* **Exercise**
Pictures do not belong in the copy; quote every entry below exactly.

* **Entries with figure data**
◇ ◇ ◇ ◇ ◇ ◇ ◇

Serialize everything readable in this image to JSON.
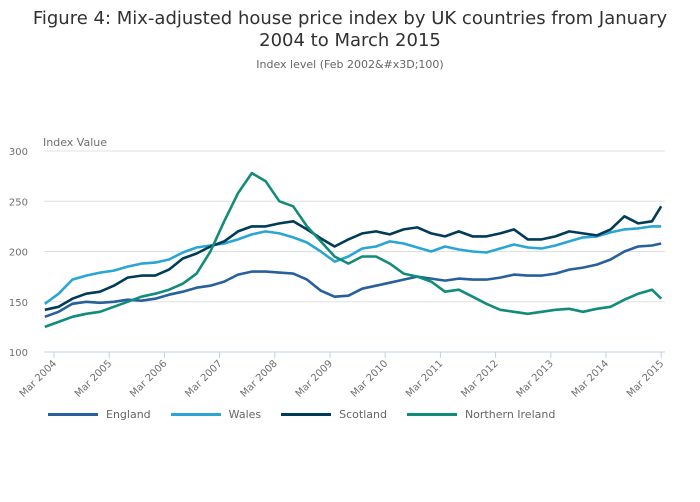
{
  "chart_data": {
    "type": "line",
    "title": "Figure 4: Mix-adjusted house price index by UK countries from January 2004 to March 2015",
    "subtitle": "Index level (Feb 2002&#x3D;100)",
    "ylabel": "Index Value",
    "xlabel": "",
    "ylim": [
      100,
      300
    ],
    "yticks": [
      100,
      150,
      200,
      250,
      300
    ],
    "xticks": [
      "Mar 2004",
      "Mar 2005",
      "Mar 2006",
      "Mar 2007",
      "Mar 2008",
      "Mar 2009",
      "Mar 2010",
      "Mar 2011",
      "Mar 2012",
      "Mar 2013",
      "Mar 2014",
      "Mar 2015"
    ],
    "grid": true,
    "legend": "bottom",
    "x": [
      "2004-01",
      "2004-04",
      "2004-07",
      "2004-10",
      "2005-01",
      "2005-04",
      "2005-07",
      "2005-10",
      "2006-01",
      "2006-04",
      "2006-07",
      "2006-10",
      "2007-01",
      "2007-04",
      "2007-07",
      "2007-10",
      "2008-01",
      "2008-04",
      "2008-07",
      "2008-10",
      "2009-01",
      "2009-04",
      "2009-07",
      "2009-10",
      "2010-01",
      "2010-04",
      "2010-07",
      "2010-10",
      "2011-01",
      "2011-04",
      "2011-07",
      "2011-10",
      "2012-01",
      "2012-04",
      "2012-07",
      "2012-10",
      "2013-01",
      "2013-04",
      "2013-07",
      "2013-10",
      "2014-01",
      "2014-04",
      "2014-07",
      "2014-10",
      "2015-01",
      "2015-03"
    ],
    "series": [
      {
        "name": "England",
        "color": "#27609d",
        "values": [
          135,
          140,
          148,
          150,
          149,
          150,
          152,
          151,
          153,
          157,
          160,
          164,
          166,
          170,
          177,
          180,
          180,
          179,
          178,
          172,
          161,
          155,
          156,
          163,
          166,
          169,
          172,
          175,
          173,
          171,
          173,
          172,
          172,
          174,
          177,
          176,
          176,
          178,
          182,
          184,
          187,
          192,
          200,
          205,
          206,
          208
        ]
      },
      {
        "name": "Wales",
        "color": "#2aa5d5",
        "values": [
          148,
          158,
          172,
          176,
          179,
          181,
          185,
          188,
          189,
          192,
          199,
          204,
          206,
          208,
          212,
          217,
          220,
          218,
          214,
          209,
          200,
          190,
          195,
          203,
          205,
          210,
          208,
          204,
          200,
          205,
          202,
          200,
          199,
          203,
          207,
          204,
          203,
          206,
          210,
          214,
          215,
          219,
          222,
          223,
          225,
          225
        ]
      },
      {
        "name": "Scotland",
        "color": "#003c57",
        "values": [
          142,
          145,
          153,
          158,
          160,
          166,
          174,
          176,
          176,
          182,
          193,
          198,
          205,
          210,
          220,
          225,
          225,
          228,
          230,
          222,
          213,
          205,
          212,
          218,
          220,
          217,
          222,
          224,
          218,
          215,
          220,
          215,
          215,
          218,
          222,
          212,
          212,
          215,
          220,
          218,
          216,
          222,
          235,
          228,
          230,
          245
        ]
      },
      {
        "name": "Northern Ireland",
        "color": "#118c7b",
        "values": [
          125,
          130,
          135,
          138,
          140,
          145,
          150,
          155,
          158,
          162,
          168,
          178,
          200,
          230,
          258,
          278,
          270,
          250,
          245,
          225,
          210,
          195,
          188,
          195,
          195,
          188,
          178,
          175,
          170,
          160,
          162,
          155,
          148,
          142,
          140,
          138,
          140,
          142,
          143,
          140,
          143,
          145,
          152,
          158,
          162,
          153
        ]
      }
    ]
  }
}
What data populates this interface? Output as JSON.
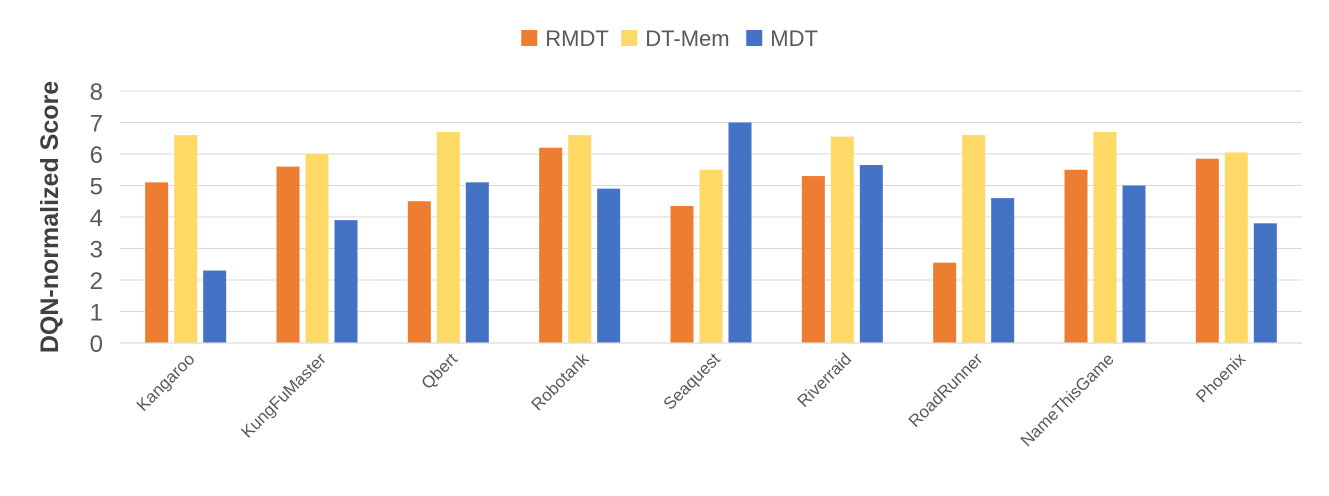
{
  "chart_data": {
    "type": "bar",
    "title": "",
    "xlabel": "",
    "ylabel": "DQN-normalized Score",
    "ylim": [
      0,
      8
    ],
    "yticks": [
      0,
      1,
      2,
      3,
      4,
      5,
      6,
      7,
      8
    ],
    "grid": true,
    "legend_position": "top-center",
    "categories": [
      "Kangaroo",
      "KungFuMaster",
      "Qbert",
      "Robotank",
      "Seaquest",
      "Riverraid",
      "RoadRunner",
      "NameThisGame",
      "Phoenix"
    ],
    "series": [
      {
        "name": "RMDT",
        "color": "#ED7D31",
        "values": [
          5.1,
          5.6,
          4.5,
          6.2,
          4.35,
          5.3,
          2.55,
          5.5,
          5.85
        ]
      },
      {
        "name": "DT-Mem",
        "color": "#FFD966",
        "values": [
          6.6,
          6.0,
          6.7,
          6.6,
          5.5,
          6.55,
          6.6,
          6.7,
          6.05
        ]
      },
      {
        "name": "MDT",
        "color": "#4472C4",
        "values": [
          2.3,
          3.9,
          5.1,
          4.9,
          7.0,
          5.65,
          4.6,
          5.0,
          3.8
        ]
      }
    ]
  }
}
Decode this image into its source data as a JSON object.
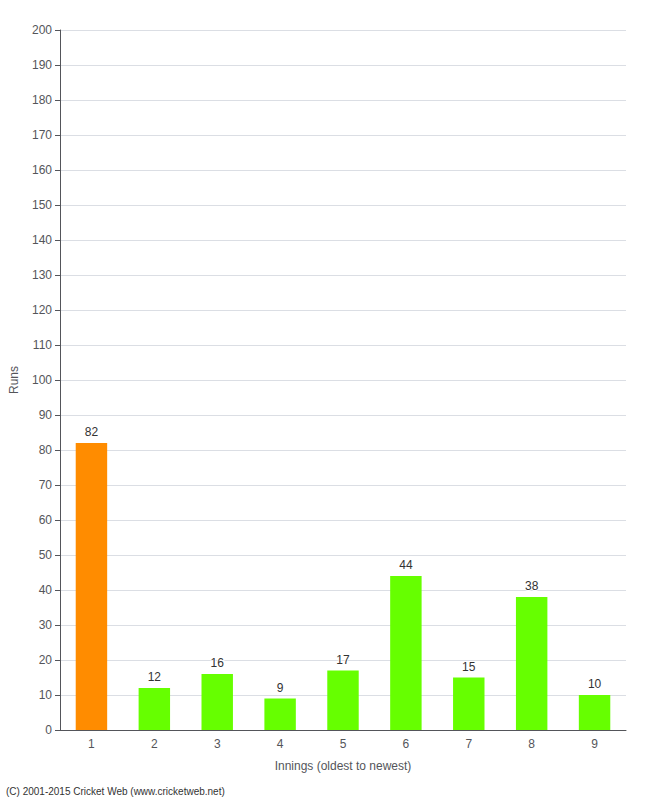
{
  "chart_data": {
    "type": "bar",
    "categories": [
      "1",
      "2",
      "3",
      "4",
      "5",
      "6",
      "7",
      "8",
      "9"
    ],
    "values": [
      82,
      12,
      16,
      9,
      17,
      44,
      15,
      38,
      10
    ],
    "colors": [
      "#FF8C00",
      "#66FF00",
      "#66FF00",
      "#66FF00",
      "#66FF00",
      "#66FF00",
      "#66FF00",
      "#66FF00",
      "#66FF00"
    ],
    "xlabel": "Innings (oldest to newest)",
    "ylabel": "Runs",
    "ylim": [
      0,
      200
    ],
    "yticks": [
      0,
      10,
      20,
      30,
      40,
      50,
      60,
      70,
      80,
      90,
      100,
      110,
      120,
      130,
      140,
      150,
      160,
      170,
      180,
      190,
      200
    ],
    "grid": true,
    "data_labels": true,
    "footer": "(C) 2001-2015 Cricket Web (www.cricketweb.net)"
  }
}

◇ ◇ ◇ ◇ ◇ ◇ ◇

* **Reply**
Serialize everything readable in this image to JSON.
{
  "chart_data": {
    "type": "line",
    "title": "Figure 4: Mix-adjusted house price index by UK countries from January 2004 to March 2015",
    "subtitle": "Index level (Feb 2002&#x3D;100)",
    "ylabel": "Index Value",
    "xlabel": "",
    "ylim": [
      100,
      300
    ],
    "yticks": [
      100,
      150,
      200,
      250,
      300
    ],
    "xticks": [
      "Mar 2004",
      "Mar 2005",
      "Mar 2006",
      "Mar 2007",
      "Mar 2008",
      "Mar 2009",
      "Mar 2010",
      "Mar 2011",
      "Mar 2012",
      "Mar 2013",
      "Mar 2014",
      "Mar 2015"
    ],
    "grid": true,
    "legend": "bottom",
    "x": [
      "2004-01",
      "2004-04",
      "2004-07",
      "2004-10",
      "2005-01",
      "2005-04",
      "2005-07",
      "2005-10",
      "2006-01",
      "2006-04",
      "2006-07",
      "2006-10",
      "2007-01",
      "2007-04",
      "2007-07",
      "2007-10",
      "2008-01",
      "2008-04",
      "2008-07",
      "2008-10",
      "2009-01",
      "2009-04",
      "2009-07",
      "2009-10",
      "2010-01",
      "2010-04",
      "2010-07",
      "2010-10",
      "2011-01",
      "2011-04",
      "2011-07",
      "2011-10",
      "2012-01",
      "2012-04",
      "2012-07",
      "2012-10",
      "2013-01",
      "2013-04",
      "2013-07",
      "2013-10",
      "2014-01",
      "2014-04",
      "2014-07",
      "2014-10",
      "2015-01",
      "2015-03"
    ],
    "series": [
      {
        "name": "England",
        "color": "#27609d",
        "values": [
          135,
          140,
          148,
          150,
          149,
          150,
          152,
          151,
          153,
          157,
          160,
          164,
          166,
          170,
          177,
          180,
          180,
          179,
          178,
          172,
          161,
          155,
          156,
          163,
          166,
          169,
          172,
          175,
          173,
          171,
          173,
          172,
          172,
          174,
          177,
          176,
          176,
          178,
          182,
          184,
          187,
          192,
          200,
          205,
          206,
          208
        ]
      },
      {
        "name": "Wales",
        "color": "#2aa5d5",
        "values": [
          148,
          158,
          172,
          176,
          179,
          181,
          185,
          188,
          189,
          192,
          199,
          204,
          206,
          208,
          212,
          217,
          220,
          218,
          214,
          209,
          200,
          190,
          195,
          203,
          205,
          210,
          208,
          204,
          200,
          205,
          202,
          200,
          199,
          203,
          207,
          204,
          203,
          206,
          210,
          214,
          215,
          219,
          222,
          223,
          225,
          225
        ]
      },
      {
        "name": "Scotland",
        "color": "#003c57",
        "values": [
          142,
          145,
          153,
          158,
          160,
          166,
          174,
          176,
          176,
          182,
          193,
          198,
          205,
          210,
          220,
          225,
          225,
          228,
          230,
          222,
          213,
          205,
          212,
          218,
          220,
          217,
          222,
          224,
          218,
          215,
          220,
          215,
          215,
          218,
          222,
          212,
          212,
          215,
          220,
          218,
          216,
          222,
          235,
          228,
          230,
          245
        ]
      },
      {
        "name": "Northern Ireland",
        "color": "#118c7b",
        "values": [
          125,
          130,
          135,
          138,
          140,
          145,
          150,
          155,
          158,
          162,
          168,
          178,
          200,
          230,
          258,
          278,
          270,
          250,
          245,
          225,
          210,
          195,
          188,
          195,
          195,
          188,
          178,
          175,
          170,
          160,
          162,
          155,
          148,
          142,
          140,
          138,
          140,
          142,
          143,
          140,
          143,
          145,
          152,
          158,
          162,
          153
        ]
      }
    ]
  }
}
What data populates this interface? Output as JSON.
{
  "chart_data": {
    "type": "bar",
    "title": "",
    "xlabel": "",
    "ylabel": "DQN-normalized Score",
    "ylim": [
      0,
      8
    ],
    "yticks": [
      0,
      1,
      2,
      3,
      4,
      5,
      6,
      7,
      8
    ],
    "grid": true,
    "legend_position": "top-center",
    "categories": [
      "Kangaroo",
      "KungFuMaster",
      "Qbert",
      "Robotank",
      "Seaquest",
      "Riverraid",
      "RoadRunner",
      "NameThisGame",
      "Phoenix"
    ],
    "series": [
      {
        "name": "RMDT",
        "color": "#ED7D31",
        "values": [
          5.1,
          5.6,
          4.5,
          6.2,
          4.35,
          5.3,
          2.55,
          5.5,
          5.85
        ]
      },
      {
        "name": "DT-Mem",
        "color": "#FFD966",
        "values": [
          6.6,
          6.0,
          6.7,
          6.6,
          5.5,
          6.55,
          6.6,
          6.7,
          6.05
        ]
      },
      {
        "name": "MDT",
        "color": "#4472C4",
        "values": [
          2.3,
          3.9,
          5.1,
          4.9,
          7.0,
          5.65,
          4.6,
          5.0,
          3.8
        ]
      }
    ]
  }
}
Decode this image into its source data as a JSON object.
{
  "chart_data": {
    "type": "bar",
    "categories": [
      "1",
      "2",
      "3",
      "4",
      "5",
      "6",
      "7",
      "8",
      "9"
    ],
    "values": [
      82,
      12,
      16,
      9,
      17,
      44,
      15,
      38,
      10
    ],
    "colors": [
      "#FF8C00",
      "#66FF00",
      "#66FF00",
      "#66FF00",
      "#66FF00",
      "#66FF00",
      "#66FF00",
      "#66FF00",
      "#66FF00"
    ],
    "xlabel": "Innings (oldest to newest)",
    "ylabel": "Runs",
    "ylim": [
      0,
      200
    ],
    "yticks": [
      0,
      10,
      20,
      30,
      40,
      50,
      60,
      70,
      80,
      90,
      100,
      110,
      120,
      130,
      140,
      150,
      160,
      170,
      180,
      190,
      200
    ],
    "grid": true,
    "data_labels": true,
    "footer": "(C) 2001-2015 Cricket Web (www.cricketweb.net)"
  }
}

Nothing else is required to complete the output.